--- begin Material ---
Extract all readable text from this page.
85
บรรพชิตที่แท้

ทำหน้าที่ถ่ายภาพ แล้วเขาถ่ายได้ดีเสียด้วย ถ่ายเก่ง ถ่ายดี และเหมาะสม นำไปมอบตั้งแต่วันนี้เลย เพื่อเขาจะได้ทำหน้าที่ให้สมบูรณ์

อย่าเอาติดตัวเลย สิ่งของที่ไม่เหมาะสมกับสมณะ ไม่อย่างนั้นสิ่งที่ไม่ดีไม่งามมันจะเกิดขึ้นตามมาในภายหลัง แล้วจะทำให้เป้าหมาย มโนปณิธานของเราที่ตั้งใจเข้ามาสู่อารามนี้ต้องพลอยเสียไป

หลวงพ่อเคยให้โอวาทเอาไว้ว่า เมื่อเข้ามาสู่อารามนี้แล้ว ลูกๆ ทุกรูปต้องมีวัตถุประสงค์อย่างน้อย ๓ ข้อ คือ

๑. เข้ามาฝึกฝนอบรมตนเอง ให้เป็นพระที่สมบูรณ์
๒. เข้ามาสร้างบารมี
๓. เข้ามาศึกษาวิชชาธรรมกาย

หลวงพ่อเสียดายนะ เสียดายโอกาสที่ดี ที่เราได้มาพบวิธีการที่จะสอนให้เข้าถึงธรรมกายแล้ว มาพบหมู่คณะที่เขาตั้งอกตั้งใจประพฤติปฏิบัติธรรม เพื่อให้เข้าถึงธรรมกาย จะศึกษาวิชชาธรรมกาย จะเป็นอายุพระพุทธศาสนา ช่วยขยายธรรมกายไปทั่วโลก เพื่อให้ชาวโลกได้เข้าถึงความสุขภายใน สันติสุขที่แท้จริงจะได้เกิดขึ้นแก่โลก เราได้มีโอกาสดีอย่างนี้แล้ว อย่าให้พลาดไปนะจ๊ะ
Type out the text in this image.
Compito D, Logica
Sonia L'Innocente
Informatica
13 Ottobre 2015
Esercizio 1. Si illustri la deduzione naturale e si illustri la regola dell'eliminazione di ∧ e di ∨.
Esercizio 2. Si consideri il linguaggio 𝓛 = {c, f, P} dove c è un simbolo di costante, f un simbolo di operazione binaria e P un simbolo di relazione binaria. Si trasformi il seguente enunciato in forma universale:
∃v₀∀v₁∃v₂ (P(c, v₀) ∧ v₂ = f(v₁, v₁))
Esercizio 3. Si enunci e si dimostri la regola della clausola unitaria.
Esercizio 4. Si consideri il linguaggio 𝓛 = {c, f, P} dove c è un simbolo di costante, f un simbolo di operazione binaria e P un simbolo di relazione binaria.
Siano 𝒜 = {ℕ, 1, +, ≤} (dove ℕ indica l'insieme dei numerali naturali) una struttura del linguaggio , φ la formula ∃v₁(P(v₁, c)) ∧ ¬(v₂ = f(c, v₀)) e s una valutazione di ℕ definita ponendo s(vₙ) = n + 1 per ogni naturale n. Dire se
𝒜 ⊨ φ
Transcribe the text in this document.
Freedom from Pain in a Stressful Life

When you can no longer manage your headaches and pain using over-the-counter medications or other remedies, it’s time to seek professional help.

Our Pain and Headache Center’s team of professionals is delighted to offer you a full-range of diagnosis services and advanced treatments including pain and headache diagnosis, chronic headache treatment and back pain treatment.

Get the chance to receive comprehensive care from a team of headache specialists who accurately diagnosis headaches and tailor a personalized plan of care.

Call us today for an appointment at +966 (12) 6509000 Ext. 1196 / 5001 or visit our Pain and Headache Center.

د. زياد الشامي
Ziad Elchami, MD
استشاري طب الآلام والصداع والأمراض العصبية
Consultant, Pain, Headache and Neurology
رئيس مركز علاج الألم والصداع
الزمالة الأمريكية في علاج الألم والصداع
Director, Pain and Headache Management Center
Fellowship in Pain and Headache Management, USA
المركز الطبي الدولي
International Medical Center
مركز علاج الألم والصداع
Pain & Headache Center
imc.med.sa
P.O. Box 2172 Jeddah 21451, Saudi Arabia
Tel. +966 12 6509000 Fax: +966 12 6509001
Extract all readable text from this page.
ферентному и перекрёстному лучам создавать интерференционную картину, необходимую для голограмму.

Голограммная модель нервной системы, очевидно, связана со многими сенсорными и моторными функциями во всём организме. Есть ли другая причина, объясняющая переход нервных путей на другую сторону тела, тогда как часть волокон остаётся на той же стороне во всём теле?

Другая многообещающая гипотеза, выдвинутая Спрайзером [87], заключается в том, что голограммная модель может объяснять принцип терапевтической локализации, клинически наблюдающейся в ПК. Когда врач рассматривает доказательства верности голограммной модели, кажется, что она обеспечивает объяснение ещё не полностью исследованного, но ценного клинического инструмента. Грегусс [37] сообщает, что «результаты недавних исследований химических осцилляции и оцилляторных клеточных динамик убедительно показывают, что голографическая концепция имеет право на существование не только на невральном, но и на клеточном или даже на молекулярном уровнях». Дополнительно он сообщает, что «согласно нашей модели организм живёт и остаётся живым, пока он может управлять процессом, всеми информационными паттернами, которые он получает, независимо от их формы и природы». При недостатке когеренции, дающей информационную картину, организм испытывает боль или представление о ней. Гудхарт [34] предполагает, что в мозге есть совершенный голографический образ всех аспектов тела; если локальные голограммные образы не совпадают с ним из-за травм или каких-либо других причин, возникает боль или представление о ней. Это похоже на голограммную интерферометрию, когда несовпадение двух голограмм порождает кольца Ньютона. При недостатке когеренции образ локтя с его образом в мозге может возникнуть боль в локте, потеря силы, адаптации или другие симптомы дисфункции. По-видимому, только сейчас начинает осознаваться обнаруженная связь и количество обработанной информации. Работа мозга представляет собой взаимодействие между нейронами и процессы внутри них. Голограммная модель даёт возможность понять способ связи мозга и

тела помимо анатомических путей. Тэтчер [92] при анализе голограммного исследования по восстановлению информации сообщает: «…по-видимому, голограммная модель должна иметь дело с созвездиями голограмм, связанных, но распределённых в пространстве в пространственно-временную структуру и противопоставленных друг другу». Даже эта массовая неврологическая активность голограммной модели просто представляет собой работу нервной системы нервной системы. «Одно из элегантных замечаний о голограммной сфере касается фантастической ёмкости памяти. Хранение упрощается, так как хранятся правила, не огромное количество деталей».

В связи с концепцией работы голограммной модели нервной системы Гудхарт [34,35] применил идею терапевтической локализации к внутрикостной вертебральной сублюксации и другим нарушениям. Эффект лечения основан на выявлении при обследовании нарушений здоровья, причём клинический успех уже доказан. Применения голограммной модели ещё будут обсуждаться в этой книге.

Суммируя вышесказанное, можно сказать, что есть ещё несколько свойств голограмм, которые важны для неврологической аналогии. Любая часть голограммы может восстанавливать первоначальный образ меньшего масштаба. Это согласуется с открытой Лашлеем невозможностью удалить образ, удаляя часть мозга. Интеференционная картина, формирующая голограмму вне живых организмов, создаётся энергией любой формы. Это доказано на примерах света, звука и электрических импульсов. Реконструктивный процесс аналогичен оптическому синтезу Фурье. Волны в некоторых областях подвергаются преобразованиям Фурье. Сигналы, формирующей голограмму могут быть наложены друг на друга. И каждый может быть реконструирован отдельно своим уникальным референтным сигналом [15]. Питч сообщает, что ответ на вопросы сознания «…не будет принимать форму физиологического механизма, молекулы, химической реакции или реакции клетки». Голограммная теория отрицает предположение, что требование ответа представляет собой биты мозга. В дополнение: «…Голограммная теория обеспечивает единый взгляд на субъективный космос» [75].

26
--- end Material ---
Work instructions | Write out every entry again exactly, please, with nothing missing.

Finished exercise |
Extract all readable text from this page.
85
บรรพชิตที่แท้

ทำหน้าที่ถ่ายภาพ แล้วเขาถ่ายได้ดีเสียด้วย ถ่ายเก่ง ถ่ายดี และเหมาะสม นำไปมอบตั้งแต่วันนี้เลย เพื่อเขาจะได้ทำหน้าที่ให้สมบูรณ์

อย่าเอาติดตัวเลย สิ่งของที่ไม่เหมาะสมกับสมณะ ไม่อย่างนั้นสิ่งที่ไม่ดีไม่งามมันจะเกิดขึ้นตามมาในภายหลัง แล้วจะทำให้เป้าหมาย มโนปณิธานของเราที่ตั้งใจเข้ามาสู่อารามนี้ต้องพลอยเสียไป

หลวงพ่อเคยให้โอวาทเอาไว้ว่า เมื่อเข้ามาสู่อารามนี้แล้ว ลูกๆ ทุกรูปต้องมีวัตถุประสงค์อย่างน้อย ๓ ข้อ คือ

๑. เข้ามาฝึกฝนอบรมตนเอง ให้เป็นพระที่สมบูรณ์
๒. เข้ามาสร้างบารมี
๓. เข้ามาศึกษาวิชชาธรรมกาย

หลวงพ่อเสียดายนะ เสียดายโอกาสที่ดี ที่เราได้มาพบวิธีการที่จะสอนให้เข้าถึงธรรมกายแล้ว มาพบหมู่คณะที่เขาตั้งอกตั้งใจประพฤติปฏิบัติธรรม เพื่อให้เข้าถึงธรรมกาย จะศึกษาวิชชาธรรมกาย จะเป็นอายุพระพุทธศาสนา ช่วยขยายธรรมกายไปทั่วโลก เพื่อให้ชาวโลกได้เข้าถึงความสุขภายใน สันติสุขที่แท้จริงจะได้เกิดขึ้นแก่โลก เราได้มีโอกาสดีอย่างนี้แล้ว อย่าให้พลาดไปนะจ๊ะ
Type out the text in this image.
Compito D, Logica
Sonia L'Innocente
Informatica
13 Ottobre 2015
Esercizio 1. Si illustri la deduzione naturale e si illustri la regola dell'eliminazione di ∧ e di ∨.
Esercizio 2. Si consideri il linguaggio 𝓛 = {c, f, P} dove c è un simbolo di costante, f un simbolo di operazione binaria e P un simbolo di relazione binaria. Si trasformi il seguente enunciato in forma universale:
∃v₀∀v₁∃v₂ (P(c, v₀) ∧ v₂ = f(v₁, v₁))
Esercizio 3. Si enunci e si dimostri la regola della clausola unitaria.
Esercizio 4. Si consideri il linguaggio 𝓛 = {c, f, P} dove c è un simbolo di costante, f un simbolo di operazione binaria e P un simbolo di relazione binaria.
Siano 𝒜 = {ℕ, 1, +, ≤} (dove ℕ indica l'insieme dei numerali naturali) una struttura del linguaggio , φ la formula ∃v₁(P(v₁, c)) ∧ ¬(v₂ = f(c, v₀)) e s una valutazione di ℕ definita ponendo s(vₙ) = n + 1 per ogni naturale n. Dire se
𝒜 ⊨ φ
Transcribe the text in this document.
Freedom from Pain in a Stressful Life

When you can no longer manage your headaches and pain using over-the-counter medications or other remedies, it’s time to seek professional help.

Our Pain and Headache Center’s team of professionals is delighted to offer you a full-range of diagnosis services and advanced treatments including pain and headache diagnosis, chronic headache treatment and back pain treatment.

Get the chance to receive comprehensive care from a team of headache specialists who accurately diagnosis headaches and tailor a personalized plan of care.

Call us today for an appointment at +966 (12) 6509000 Ext. 1196 / 5001 or visit our Pain and Headache Center.

د. زياد الشامي
Ziad Elchami, MD
استشاري طب الآلام والصداع والأمراض العصبية
Consultant, Pain, Headache and Neurology
رئيس مركز علاج الألم والصداع
الزمالة الأمريكية في علاج الألم والصداع
Director, Pain and Headache Management Center
Fellowship in Pain and Headache Management, USA
المركز الطبي الدولي
International Medical Center
مركز علاج الألم والصداع
Pain & Headache Center
imc.med.sa
P.O. Box 2172 Jeddah 21451, Saudi Arabia
Tel. +966 12 6509000 Fax: +966 12 6509001
Extract all readable text from this page.
ферентному и перекрёстному лучам создавать интерференционную картину, необходимую для голограмму.

Голограммная модель нервной системы, очевидно, связана со многими сенсорными и моторными функциями во всём организме. Есть ли другая причина, объясняющая переход нервных путей на другую сторону тела, тогда как часть волокон остаётся на той же стороне во всём теле?

Другая многообещающая гипотеза, выдвинутая Спрайзером [87], заключается в том, что голограммная модель может объяснять принцип терапевтической локализации, клинически наблюдающейся в ПК. Когда врач рассматривает доказательства верности голограммной модели, кажется, что она обеспечивает объяснение ещё не полностью исследованного, но ценного клинического инструмента. Грегусс [37] сообщает, что «результаты недавних исследований химических осцилляции и оцилляторных клеточных динамик убедительно показывают, что голографическая концепция имеет право на существование не только на невральном, но и на клеточном или даже на молекулярном уровнях». Дополнительно он сообщает, что «согласно нашей модели организм живёт и остаётся живым, пока он может управлять процессом, всеми информационными паттернами, которые он получает, независимо от их формы и природы». При недостатке когеренции, дающей информационную картину, организм испытывает боль или представление о ней. Гудхарт [34] предполагает, что в мозге есть совершенный голографический образ всех аспектов тела; если локальные голограммные образы не совпадают с ним из-за травм или каких-либо других причин, возникает боль или представление о ней. Это похоже на голограммную интерферометрию, когда несовпадение двух голограмм порождает кольца Ньютона. При недостатке когеренции образ локтя с его образом в мозге может возникнуть боль в локте, потеря силы, адаптации или другие симптомы дисфункции. По-видимому, только сейчас начинает осознаваться обнаруженная связь и количество обработанной информации. Работа мозга представляет собой взаимодействие между нейронами и процессы внутри них. Голограммная модель даёт возможность понять способ связи мозга и

тела помимо анатомических путей. Тэтчер [92] при анализе голограммного исследования по восстановлению информации сообщает: «…по-видимому, голограммная модель должна иметь дело с созвездиями голограмм, связанных, но распределённых в пространстве в пространственно-временную структуру и противопоставленных друг другу». Даже эта массовая неврологическая активность голограммной модели просто представляет собой работу нервной системы нервной системы. «Одно из элегантных замечаний о голограммной сфере касается фантастической ёмкости памяти. Хранение упрощается, так как хранятся правила, не огромное количество деталей».

В связи с концепцией работы голограммной модели нервной системы Гудхарт [34,35] применил идею терапевтической локализации к внутрикостной вертебральной сублюксации и другим нарушениям. Эффект лечения основан на выявлении при обследовании нарушений здоровья, причём клинический успех уже доказан. Применения голограммной модели ещё будут обсуждаться в этой книге.

Суммируя вышесказанное, можно сказать, что есть ещё несколько свойств голограмм, которые важны для неврологической аналогии. Любая часть голограммы может восстанавливать первоначальный образ меньшего масштаба. Это согласуется с открытой Лашлеем невозможностью удалить образ, удаляя часть мозга. Интеференционная картина, формирующая голограмму вне живых организмов, создаётся энергией любой формы. Это доказано на примерах света, звука и электрических импульсов. Реконструктивный процесс аналогичен оптическому синтезу Фурье. Волны в некоторых областях подвергаются преобразованиям Фурье. Сигналы, формирующей голограмму могут быть наложены друг на друга. И каждый может быть реконструирован отдельно своим уникальным референтным сигналом [15]. Питч сообщает, что ответ на вопросы сознания «…не будет принимать форму физиологического механизма, молекулы, химической реакции или реакции клетки». Голограммная теория отрицает предположение, что требование ответа представляет собой биты мозга. В дополнение: «…Голограммная теория обеспечивает единый взгляд на субъективный космос» [75].

26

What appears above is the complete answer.